_INSTRUCTION:_
Repeat the line that contains "Transcribe this image's" and all lines after it through the end, exactly as they are, minus the pictures.

_DATASET CONTENT:_
---*---

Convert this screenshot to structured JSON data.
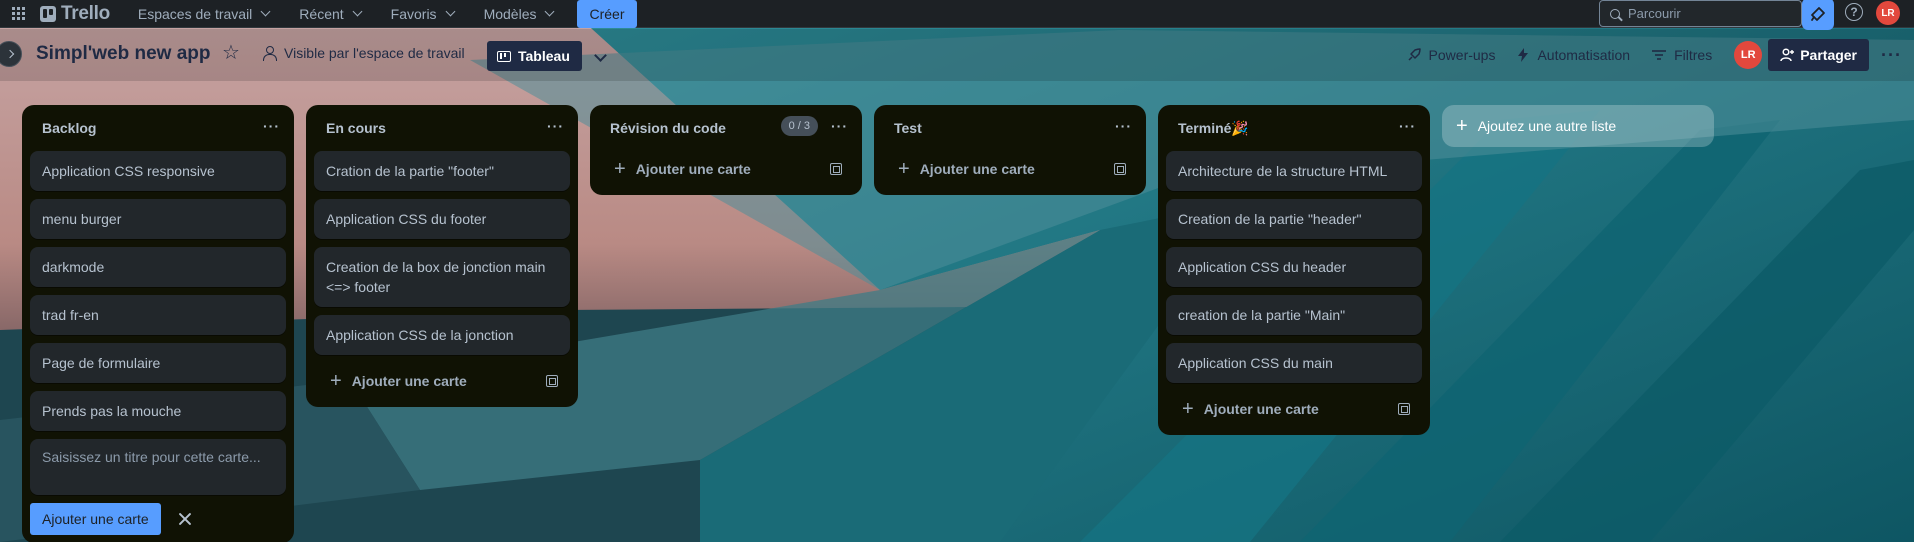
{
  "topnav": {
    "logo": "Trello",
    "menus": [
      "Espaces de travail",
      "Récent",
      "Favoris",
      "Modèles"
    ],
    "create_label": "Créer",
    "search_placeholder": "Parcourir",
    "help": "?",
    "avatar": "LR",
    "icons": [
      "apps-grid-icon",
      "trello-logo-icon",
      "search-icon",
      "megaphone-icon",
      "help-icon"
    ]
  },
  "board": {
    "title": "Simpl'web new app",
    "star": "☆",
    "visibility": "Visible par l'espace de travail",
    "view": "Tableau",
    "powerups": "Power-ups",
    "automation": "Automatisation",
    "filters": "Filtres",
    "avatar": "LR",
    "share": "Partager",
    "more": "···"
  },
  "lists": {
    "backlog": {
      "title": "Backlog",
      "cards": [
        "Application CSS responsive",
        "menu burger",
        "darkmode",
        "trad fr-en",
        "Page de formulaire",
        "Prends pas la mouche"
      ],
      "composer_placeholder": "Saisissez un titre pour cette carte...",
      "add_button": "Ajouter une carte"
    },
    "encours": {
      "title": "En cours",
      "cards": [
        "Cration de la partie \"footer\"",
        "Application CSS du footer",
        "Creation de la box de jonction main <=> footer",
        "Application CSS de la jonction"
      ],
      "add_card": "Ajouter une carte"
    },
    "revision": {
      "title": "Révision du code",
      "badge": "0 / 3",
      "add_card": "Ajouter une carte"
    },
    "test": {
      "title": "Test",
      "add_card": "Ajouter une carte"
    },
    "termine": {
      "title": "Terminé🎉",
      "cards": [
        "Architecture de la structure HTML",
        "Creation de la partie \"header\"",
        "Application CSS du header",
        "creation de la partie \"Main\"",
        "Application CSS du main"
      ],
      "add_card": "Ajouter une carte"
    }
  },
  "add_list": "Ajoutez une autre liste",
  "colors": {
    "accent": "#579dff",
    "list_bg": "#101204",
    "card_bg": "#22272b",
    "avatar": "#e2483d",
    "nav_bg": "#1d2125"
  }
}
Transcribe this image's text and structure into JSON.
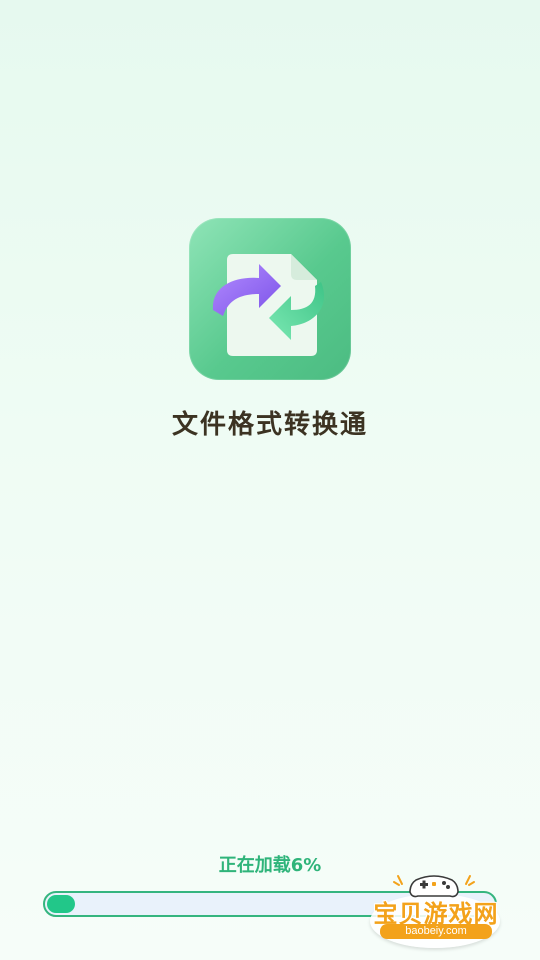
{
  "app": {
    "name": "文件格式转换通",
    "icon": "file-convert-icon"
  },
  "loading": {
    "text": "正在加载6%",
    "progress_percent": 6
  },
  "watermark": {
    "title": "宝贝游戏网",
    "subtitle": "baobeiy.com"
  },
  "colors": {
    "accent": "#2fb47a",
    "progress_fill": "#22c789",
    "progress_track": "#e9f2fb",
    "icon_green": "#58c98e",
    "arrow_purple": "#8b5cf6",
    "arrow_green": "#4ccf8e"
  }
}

---*---

_EXERCISE RESULT:_
Transcribe this image's text and structure into JSON.
{
  "app": {
    "name": "文件格式转换通",
    "icon": "file-convert-icon"
  },
  "loading": {
    "text": "正在加载6%",
    "progress_percent": 6
  },
  "watermark": {
    "title": "宝贝游戏网",
    "subtitle": "baobeiy.com"
  },
  "colors": {
    "accent": "#2fb47a",
    "progress_fill": "#22c789",
    "progress_track": "#e9f2fb",
    "icon_green": "#58c98e",
    "arrow_purple": "#8b5cf6",
    "arrow_green": "#4ccf8e"
  }
}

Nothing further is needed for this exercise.